YOUR GOAL –
Write out every record in full, exactly as written, please.
[Start MATERIALS PROVIDED]
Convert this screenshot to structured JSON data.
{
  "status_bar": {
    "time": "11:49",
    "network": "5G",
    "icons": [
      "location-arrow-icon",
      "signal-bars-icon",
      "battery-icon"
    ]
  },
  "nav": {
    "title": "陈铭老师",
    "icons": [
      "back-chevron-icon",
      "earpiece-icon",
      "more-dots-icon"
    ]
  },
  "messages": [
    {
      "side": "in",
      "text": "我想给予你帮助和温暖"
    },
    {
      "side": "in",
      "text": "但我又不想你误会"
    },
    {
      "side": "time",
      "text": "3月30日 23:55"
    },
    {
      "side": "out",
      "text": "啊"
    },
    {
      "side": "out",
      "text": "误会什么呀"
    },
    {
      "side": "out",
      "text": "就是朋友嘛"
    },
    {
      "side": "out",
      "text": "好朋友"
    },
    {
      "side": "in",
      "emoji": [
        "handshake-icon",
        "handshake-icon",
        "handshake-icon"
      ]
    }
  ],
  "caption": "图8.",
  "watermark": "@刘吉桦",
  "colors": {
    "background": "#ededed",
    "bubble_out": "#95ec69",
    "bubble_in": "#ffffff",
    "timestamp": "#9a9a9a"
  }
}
[End MATERIALS PROVIDED]
TASK ANSWER –
Convert this screenshot to structured JSON data.
{
  "status_bar": {
    "time": "11:49",
    "network": "5G",
    "icons": [
      "location-arrow-icon",
      "signal-bars-icon",
      "battery-icon"
    ]
  },
  "nav": {
    "title": "陈铭老师",
    "icons": [
      "back-chevron-icon",
      "earpiece-icon",
      "more-dots-icon"
    ]
  },
  "messages": [
    {
      "side": "in",
      "text": "我想给予你帮助和温暖"
    },
    {
      "side": "in",
      "text": "但我又不想你误会"
    },
    {
      "side": "time",
      "text": "3月30日 23:55"
    },
    {
      "side": "out",
      "text": "啊"
    },
    {
      "side": "out",
      "text": "误会什么呀"
    },
    {
      "side": "out",
      "text": "就是朋友嘛"
    },
    {
      "side": "out",
      "text": "好朋友"
    },
    {
      "side": "in",
      "emoji": [
        "handshake-icon",
        "handshake-icon",
        "handshake-icon"
      ]
    }
  ],
  "caption": "图8.",
  "watermark": "@刘吉桦",
  "colors": {
    "background": "#ededed",
    "bubble_out": "#95ec69",
    "bubble_in": "#ffffff",
    "timestamp": "#9a9a9a"
  }
}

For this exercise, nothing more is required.